> _Exercise directions_
List each line of the data that holds the string "NASA".
—————
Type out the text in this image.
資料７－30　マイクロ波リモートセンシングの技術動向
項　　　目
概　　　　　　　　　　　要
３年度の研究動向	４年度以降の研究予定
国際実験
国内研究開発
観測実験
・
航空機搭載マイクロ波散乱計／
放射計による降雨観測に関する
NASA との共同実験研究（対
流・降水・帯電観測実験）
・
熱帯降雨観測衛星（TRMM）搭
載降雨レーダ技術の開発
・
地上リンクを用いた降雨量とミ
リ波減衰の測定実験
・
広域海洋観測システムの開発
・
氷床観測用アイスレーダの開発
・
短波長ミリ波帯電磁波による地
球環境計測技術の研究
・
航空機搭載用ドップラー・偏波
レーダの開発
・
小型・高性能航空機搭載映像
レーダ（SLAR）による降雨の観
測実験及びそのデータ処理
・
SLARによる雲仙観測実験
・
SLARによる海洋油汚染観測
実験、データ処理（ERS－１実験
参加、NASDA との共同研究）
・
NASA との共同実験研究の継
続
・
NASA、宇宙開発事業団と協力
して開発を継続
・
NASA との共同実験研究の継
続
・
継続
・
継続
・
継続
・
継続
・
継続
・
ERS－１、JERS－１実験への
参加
—————
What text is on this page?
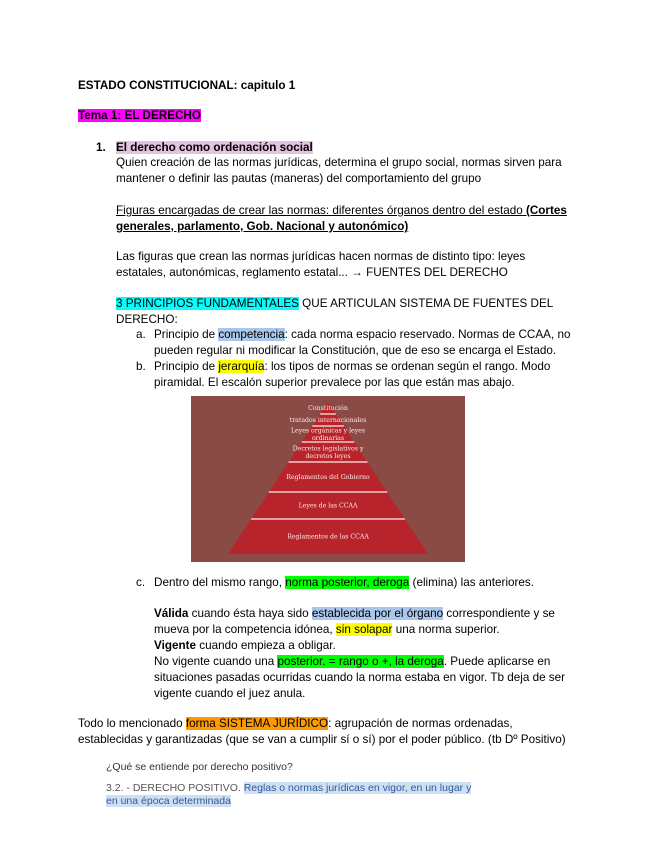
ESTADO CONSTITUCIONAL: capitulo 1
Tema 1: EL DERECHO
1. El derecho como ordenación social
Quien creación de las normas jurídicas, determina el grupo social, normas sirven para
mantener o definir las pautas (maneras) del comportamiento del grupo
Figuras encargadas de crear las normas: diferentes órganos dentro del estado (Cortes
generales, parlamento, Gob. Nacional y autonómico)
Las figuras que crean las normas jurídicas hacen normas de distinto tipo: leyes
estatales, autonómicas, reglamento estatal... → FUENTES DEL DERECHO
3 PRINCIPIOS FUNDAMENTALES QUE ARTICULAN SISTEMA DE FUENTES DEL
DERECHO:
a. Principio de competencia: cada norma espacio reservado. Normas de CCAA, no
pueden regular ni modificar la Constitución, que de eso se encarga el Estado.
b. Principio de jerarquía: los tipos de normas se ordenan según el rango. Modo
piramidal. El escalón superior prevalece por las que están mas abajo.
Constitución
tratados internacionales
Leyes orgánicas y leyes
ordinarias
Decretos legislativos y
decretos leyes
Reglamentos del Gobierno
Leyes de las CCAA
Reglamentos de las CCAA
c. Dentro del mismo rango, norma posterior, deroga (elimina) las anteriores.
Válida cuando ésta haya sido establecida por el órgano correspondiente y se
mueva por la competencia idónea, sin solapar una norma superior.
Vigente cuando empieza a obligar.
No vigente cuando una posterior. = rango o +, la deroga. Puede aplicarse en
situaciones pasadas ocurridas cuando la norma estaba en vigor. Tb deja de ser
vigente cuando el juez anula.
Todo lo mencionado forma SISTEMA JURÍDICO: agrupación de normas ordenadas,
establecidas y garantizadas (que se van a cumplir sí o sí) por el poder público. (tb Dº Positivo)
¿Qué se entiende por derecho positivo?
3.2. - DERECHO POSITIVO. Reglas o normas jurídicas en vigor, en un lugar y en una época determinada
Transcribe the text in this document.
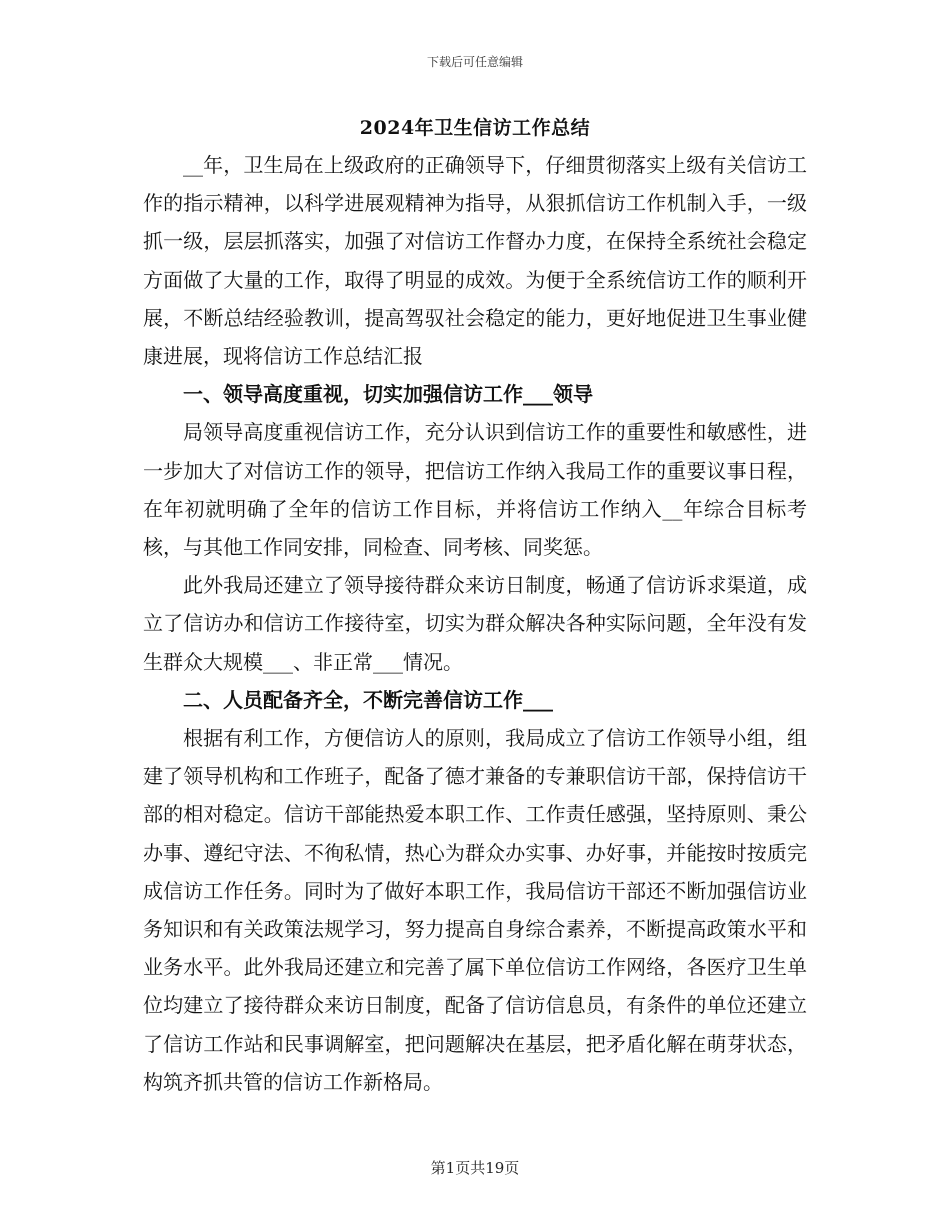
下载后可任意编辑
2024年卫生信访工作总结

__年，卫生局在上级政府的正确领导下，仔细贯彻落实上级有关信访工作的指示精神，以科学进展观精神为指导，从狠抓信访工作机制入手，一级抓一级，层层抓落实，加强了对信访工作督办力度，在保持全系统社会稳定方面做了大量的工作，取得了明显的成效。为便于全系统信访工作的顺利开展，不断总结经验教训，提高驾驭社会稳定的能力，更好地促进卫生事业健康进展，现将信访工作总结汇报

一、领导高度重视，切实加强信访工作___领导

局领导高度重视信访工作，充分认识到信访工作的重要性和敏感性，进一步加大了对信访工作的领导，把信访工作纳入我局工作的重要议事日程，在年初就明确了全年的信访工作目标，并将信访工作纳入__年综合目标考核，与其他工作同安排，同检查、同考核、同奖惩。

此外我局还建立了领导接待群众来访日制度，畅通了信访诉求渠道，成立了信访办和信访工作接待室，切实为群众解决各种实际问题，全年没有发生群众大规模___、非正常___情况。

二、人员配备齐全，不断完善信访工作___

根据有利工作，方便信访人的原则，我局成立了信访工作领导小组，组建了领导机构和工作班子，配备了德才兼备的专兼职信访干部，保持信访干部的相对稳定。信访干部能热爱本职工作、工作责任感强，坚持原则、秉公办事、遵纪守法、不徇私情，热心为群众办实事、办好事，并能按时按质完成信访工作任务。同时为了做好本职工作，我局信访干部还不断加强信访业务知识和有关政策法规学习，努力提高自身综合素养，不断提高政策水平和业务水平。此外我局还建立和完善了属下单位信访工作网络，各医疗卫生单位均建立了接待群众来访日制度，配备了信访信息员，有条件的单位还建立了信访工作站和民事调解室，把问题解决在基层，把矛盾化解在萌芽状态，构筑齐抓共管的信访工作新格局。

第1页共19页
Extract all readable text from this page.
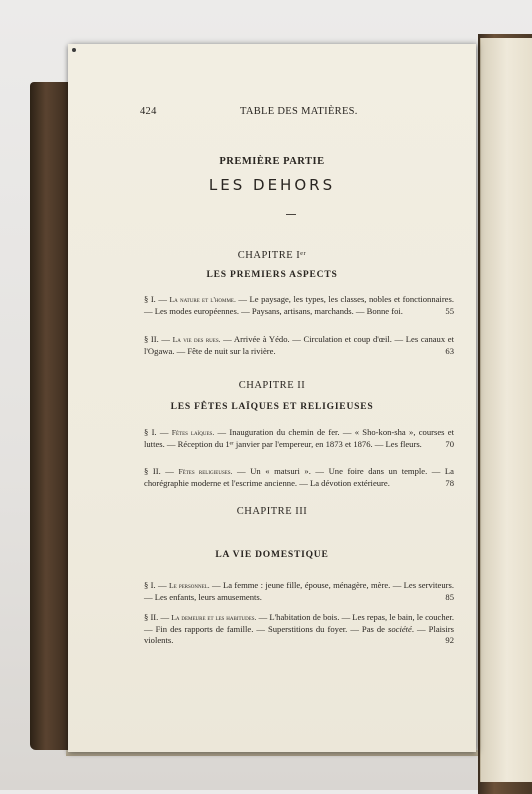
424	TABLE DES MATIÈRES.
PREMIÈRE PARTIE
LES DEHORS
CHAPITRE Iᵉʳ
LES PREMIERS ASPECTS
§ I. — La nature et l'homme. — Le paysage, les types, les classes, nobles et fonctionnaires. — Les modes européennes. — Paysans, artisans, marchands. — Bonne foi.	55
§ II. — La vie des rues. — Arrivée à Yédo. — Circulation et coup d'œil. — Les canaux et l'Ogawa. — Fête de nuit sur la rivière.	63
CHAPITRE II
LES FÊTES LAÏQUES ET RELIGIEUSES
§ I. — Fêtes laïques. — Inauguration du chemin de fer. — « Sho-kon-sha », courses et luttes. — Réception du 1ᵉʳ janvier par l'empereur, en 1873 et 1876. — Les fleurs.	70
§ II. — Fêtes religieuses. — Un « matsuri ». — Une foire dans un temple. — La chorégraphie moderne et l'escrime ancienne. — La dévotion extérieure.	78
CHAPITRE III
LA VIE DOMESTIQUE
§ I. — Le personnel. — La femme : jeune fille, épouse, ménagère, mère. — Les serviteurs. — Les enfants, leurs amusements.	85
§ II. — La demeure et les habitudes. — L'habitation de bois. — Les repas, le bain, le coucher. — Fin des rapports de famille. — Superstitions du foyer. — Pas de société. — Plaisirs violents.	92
—————
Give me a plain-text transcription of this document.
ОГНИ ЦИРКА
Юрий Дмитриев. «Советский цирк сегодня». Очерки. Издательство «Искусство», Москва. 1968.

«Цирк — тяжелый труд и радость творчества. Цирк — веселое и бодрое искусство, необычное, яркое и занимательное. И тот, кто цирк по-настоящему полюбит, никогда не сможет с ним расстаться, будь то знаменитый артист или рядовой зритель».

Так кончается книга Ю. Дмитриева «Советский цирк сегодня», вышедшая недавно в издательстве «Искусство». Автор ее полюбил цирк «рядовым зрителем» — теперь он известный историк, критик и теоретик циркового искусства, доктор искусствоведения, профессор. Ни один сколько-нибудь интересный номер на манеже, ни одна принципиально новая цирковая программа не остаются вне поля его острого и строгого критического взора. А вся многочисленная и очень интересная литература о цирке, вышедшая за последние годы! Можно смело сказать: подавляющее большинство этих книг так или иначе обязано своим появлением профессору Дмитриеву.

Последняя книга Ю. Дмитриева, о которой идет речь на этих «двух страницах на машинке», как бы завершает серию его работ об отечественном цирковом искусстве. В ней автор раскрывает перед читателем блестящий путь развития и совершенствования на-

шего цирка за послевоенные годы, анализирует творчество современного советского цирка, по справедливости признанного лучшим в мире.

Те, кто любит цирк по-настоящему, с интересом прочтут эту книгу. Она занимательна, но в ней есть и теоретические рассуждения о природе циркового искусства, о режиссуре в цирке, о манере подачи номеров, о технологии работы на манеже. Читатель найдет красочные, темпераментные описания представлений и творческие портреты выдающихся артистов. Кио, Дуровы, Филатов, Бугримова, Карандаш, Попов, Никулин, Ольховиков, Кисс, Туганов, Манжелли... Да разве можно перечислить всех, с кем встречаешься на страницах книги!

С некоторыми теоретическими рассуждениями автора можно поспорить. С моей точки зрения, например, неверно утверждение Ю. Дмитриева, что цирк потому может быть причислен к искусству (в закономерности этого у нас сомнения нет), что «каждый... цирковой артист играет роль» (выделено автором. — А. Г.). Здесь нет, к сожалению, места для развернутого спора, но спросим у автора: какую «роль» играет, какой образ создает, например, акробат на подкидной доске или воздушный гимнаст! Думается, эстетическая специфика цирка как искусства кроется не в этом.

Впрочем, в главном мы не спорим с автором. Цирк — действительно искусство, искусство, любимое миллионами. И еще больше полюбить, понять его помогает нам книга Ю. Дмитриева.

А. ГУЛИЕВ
—————
> _Task response_
NASA との共同実験研究（対
NASA との共同実験研究の継
NASA、宇宙開発事業団と協力
NASA との共同実験研究の継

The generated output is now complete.